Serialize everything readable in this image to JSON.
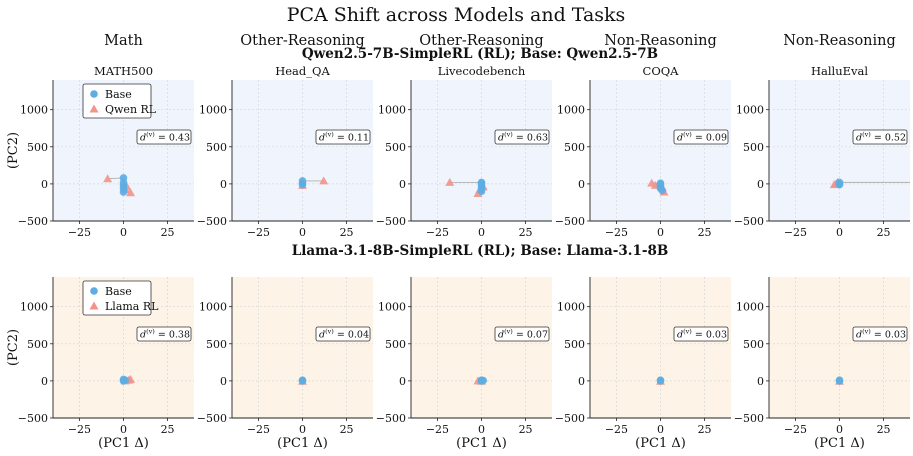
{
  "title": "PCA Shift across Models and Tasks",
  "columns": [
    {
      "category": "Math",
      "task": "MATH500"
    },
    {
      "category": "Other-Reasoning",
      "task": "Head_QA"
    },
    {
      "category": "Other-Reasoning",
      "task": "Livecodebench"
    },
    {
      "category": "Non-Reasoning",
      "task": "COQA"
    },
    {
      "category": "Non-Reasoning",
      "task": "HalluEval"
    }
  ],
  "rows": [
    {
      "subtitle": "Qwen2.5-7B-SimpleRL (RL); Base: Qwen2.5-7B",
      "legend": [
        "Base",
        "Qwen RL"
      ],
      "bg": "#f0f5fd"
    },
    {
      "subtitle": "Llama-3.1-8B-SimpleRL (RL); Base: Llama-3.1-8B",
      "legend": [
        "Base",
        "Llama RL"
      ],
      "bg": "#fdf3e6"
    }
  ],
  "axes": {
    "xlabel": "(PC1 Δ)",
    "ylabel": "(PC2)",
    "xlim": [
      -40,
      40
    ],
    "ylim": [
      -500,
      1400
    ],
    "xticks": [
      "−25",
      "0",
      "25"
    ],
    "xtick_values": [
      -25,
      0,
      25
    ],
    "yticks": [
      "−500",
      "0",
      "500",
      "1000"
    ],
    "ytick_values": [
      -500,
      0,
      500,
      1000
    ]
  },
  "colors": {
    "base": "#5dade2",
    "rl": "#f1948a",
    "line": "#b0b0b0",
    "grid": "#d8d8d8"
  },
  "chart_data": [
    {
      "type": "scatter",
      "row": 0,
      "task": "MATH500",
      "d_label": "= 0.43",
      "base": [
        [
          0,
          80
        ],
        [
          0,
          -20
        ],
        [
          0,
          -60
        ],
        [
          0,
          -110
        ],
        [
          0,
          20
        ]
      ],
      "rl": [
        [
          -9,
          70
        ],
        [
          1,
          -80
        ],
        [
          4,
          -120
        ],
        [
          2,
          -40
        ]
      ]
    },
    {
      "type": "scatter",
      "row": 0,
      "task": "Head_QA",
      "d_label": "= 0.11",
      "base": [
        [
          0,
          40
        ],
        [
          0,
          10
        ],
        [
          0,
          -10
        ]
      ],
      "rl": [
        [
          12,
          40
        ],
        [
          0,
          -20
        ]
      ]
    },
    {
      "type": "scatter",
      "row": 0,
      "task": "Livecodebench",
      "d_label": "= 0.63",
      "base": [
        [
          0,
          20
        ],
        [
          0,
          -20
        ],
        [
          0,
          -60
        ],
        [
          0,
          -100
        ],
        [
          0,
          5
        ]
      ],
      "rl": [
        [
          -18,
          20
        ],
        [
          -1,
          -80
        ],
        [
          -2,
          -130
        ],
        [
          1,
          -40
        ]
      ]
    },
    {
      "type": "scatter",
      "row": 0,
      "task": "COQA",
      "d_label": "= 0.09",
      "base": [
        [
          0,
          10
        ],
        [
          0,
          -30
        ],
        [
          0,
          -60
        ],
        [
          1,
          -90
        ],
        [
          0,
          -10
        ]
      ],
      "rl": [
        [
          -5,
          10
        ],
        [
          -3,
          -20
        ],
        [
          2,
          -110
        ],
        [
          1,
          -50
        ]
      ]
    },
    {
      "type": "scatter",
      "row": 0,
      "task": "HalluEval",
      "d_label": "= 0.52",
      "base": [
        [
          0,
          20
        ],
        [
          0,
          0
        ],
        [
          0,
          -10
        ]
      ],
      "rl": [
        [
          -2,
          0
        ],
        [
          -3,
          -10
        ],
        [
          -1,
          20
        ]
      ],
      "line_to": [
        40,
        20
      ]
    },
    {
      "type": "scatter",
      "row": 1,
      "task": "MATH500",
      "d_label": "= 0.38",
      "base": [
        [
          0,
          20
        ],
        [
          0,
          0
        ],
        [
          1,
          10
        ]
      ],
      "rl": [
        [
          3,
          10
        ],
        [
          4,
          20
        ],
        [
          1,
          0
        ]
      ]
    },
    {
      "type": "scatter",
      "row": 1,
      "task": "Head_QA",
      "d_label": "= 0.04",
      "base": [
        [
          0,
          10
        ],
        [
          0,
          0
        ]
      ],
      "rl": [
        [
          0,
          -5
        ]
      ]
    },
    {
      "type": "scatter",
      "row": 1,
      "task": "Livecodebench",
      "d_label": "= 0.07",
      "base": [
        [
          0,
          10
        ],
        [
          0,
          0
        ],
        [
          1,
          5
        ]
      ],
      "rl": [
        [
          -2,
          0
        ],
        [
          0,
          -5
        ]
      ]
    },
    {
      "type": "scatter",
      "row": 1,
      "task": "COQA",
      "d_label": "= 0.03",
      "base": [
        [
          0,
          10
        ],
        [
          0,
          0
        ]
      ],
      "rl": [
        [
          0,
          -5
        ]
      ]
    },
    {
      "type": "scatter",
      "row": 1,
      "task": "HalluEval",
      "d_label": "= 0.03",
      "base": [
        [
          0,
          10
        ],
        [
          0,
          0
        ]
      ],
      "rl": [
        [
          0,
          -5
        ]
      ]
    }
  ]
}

···

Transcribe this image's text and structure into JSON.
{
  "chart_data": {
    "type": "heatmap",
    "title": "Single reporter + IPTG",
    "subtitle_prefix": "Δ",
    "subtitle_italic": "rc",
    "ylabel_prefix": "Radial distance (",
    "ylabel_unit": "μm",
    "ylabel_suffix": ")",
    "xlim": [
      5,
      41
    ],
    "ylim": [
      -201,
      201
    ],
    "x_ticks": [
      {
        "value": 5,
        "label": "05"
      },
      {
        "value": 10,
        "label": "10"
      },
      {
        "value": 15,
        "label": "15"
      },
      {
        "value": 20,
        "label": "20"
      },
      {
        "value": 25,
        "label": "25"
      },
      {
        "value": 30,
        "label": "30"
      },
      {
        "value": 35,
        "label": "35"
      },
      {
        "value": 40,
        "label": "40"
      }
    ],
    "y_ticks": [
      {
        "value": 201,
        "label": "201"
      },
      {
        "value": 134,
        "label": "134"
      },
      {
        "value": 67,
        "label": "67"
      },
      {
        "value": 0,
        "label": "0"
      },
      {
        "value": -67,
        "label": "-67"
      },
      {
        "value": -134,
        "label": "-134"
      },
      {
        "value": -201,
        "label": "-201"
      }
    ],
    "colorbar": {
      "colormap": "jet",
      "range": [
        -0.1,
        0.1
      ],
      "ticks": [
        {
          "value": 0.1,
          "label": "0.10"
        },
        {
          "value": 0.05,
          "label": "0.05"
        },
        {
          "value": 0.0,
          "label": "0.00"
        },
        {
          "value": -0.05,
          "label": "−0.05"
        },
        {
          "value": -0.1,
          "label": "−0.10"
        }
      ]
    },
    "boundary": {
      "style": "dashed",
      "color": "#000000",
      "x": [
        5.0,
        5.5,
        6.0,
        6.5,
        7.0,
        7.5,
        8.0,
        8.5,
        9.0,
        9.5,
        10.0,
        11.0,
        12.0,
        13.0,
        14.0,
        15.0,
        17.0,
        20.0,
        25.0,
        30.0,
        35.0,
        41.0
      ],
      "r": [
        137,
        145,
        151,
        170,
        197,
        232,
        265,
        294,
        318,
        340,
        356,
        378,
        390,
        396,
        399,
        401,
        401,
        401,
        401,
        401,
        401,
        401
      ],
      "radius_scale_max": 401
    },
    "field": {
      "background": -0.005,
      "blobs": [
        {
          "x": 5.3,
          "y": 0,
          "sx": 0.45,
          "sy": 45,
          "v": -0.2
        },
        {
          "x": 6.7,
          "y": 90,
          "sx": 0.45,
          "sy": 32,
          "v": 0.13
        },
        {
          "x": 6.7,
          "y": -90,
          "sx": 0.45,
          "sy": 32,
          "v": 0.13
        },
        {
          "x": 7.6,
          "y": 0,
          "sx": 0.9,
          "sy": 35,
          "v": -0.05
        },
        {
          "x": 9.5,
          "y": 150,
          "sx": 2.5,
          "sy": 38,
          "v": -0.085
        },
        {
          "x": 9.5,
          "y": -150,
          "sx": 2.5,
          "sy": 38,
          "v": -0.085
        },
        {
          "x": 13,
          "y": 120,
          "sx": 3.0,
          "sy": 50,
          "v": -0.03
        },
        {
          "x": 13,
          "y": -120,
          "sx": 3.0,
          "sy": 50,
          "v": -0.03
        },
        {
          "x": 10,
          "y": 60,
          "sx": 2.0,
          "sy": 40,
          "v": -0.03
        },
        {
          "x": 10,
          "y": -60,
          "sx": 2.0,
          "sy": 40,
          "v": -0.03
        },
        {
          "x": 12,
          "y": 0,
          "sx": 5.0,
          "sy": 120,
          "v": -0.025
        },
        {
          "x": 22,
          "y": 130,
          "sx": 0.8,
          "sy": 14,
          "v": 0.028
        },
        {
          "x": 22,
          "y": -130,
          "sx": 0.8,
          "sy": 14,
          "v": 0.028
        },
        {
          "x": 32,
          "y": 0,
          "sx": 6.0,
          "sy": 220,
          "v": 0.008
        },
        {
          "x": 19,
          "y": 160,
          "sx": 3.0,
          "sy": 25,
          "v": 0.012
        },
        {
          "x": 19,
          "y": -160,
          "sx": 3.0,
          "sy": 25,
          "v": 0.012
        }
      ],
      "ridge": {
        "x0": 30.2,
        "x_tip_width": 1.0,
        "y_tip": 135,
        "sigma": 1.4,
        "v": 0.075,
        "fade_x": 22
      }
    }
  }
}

···

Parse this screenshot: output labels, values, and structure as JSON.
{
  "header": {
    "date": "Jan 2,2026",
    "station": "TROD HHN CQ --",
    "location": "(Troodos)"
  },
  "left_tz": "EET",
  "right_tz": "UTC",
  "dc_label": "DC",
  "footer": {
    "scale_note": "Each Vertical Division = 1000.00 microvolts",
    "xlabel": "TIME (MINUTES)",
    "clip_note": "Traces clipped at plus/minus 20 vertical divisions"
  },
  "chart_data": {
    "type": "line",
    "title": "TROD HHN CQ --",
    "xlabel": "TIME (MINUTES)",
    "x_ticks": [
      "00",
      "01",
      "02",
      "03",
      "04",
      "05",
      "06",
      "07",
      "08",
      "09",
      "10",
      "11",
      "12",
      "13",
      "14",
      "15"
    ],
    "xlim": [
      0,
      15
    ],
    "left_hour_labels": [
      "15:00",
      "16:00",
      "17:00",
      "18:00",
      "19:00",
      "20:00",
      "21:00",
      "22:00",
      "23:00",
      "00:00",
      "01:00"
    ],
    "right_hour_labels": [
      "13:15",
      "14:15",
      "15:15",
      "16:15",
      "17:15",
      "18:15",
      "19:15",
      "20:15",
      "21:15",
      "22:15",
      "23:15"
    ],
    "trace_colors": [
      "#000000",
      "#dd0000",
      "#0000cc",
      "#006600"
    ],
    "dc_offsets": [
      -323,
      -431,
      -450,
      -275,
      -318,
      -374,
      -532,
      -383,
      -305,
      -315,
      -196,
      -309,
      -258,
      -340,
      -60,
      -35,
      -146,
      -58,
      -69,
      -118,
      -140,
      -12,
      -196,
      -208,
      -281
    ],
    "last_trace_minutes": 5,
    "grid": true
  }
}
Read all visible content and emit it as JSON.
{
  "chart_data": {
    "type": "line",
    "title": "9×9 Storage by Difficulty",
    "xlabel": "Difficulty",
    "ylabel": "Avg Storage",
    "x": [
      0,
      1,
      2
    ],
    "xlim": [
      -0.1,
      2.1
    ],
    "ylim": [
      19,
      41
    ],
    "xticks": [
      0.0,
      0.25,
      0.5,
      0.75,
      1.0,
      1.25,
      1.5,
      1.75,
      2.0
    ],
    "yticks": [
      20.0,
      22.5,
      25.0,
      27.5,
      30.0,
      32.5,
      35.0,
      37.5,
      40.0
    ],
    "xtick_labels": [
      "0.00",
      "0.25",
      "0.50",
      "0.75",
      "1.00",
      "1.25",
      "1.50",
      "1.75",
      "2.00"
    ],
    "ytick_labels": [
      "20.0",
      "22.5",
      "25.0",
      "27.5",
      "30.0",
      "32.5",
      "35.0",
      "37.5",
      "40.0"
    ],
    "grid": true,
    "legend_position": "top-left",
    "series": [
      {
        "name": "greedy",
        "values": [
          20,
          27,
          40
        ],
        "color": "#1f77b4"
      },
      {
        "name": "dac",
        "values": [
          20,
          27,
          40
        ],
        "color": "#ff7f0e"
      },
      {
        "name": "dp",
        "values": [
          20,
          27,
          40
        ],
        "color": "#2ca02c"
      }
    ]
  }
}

···

Gather, from the listing above, every line carrying the word "Storage".

    "title": "9×9 Storage by Difficulty",
    "ylabel": "Avg Storage",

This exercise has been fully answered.